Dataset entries
----------

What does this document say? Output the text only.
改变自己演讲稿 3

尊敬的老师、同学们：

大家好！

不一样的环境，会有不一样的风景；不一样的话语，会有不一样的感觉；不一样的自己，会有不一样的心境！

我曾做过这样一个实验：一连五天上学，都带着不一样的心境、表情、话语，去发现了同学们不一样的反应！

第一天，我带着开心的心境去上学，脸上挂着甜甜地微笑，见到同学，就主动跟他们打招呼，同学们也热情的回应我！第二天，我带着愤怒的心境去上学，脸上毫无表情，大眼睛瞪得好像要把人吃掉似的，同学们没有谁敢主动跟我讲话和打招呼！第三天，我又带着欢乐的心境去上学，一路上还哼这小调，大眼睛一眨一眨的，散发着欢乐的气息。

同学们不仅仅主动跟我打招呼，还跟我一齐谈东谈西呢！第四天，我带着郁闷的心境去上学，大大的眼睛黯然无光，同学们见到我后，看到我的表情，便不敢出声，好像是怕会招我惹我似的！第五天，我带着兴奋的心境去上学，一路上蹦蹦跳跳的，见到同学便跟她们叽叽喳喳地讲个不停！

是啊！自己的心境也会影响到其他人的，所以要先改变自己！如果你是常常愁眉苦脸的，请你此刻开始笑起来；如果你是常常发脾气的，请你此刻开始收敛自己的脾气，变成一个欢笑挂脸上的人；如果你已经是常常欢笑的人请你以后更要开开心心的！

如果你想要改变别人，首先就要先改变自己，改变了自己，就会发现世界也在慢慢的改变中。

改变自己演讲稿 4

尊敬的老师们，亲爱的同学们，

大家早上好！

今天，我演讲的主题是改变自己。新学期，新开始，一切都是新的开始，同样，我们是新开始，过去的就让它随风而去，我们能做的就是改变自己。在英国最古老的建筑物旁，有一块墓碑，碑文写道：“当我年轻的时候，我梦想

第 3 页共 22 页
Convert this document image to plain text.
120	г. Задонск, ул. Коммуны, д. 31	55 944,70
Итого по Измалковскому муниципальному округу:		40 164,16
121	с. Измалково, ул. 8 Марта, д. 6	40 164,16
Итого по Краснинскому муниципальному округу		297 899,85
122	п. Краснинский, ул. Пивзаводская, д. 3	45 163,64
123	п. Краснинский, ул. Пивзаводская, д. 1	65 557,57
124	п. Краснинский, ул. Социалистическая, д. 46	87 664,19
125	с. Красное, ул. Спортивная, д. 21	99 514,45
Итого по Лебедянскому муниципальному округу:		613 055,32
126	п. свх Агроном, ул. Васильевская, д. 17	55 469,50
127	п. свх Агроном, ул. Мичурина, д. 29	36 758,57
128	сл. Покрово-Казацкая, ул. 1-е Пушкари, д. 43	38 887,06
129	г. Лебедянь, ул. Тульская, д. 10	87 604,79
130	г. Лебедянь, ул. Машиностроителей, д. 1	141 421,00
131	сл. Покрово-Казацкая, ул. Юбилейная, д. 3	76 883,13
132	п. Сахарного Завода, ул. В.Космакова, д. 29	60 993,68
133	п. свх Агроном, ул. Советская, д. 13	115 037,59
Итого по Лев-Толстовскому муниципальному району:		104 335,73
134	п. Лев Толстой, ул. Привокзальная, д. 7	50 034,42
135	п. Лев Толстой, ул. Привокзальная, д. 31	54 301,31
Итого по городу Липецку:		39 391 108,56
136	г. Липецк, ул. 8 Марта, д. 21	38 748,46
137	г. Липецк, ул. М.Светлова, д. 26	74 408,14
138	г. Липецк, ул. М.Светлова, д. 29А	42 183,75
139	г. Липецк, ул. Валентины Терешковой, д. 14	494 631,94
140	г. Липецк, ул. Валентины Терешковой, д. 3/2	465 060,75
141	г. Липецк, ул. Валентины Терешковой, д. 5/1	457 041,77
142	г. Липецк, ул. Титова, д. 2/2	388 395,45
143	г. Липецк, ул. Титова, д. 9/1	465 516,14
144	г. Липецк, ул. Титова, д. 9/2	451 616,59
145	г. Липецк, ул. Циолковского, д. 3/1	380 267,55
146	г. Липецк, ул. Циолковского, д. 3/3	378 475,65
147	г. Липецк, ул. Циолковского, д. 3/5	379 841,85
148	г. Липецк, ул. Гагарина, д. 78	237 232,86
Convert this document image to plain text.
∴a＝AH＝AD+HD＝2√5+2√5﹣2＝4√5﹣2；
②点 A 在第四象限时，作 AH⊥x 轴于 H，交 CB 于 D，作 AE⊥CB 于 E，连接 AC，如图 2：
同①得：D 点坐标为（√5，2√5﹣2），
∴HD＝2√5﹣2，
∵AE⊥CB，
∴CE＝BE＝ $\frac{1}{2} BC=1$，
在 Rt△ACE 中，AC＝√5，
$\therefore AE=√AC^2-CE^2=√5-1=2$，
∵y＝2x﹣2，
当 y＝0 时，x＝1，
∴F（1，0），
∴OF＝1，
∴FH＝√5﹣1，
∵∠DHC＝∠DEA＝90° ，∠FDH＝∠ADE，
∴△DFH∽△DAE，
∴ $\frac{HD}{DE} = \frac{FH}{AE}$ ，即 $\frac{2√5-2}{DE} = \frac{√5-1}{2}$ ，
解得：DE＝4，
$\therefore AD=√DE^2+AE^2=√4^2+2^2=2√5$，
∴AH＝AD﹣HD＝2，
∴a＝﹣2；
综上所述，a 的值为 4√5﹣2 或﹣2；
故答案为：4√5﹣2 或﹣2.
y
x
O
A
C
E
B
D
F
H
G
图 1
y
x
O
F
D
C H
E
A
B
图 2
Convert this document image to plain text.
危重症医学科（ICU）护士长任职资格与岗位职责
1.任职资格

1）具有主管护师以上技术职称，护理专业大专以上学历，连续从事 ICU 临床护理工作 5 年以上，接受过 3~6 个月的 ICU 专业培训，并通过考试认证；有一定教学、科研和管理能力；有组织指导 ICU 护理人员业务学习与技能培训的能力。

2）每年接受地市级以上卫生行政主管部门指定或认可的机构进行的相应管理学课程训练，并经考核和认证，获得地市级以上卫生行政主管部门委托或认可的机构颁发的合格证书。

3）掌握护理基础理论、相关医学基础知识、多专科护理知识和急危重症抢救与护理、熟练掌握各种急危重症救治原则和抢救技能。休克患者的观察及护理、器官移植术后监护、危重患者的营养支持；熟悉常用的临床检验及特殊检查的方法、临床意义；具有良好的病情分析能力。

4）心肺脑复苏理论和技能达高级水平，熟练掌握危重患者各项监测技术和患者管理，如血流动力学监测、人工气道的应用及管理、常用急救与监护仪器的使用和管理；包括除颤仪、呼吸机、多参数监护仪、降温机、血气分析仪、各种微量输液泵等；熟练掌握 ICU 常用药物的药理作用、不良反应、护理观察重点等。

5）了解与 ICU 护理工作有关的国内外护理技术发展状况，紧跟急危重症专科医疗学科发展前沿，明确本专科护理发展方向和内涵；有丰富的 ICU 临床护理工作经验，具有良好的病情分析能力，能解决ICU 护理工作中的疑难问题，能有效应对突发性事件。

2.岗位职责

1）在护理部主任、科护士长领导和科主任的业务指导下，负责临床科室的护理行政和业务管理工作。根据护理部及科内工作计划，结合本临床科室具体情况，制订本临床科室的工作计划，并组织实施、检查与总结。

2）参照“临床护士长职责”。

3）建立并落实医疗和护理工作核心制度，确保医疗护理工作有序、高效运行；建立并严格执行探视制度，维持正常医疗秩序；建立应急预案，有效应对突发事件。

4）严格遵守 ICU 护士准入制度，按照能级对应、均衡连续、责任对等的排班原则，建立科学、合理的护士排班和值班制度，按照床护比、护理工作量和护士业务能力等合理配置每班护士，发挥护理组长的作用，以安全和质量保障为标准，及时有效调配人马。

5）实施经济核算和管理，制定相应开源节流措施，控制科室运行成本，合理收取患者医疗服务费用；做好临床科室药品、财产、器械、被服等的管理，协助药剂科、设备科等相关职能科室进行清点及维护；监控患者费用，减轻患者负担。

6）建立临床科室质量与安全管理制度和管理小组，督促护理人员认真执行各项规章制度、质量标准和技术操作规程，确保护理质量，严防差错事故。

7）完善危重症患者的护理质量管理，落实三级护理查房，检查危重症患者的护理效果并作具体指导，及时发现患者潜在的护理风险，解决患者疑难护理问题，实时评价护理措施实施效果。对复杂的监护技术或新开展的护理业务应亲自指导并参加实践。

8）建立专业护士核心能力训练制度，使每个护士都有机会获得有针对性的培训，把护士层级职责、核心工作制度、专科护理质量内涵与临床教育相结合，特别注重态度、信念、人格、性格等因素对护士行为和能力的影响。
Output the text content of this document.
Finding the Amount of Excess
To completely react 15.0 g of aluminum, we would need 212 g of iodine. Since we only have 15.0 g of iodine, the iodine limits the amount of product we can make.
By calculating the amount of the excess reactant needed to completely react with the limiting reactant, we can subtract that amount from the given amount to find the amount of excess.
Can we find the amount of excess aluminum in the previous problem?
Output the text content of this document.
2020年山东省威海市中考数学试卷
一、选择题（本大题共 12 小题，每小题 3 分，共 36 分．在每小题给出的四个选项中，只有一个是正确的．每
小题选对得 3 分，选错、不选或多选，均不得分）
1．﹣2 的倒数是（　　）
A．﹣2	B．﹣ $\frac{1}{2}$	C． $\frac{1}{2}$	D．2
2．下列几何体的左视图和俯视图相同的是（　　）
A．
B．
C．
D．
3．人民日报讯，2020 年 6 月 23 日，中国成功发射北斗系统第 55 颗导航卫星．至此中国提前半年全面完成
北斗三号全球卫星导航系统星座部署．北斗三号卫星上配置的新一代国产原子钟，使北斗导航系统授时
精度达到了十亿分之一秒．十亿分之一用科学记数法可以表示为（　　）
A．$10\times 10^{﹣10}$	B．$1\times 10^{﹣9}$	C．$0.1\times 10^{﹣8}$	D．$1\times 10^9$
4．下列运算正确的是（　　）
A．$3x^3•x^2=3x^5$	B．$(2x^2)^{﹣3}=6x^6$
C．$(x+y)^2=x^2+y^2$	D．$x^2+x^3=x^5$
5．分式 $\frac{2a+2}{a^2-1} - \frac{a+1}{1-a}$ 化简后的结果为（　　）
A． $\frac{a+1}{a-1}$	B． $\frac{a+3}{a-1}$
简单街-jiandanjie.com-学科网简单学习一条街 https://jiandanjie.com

----------

DIRECTIVE: From the entries above, return each line with the word "Марта" in it.

THE REPLY:
121	с. Измалково, ул. 8 Марта, д. 6	40 164,16
136	г. Липецк, ул. 8 Марта, д. 21	38 748,46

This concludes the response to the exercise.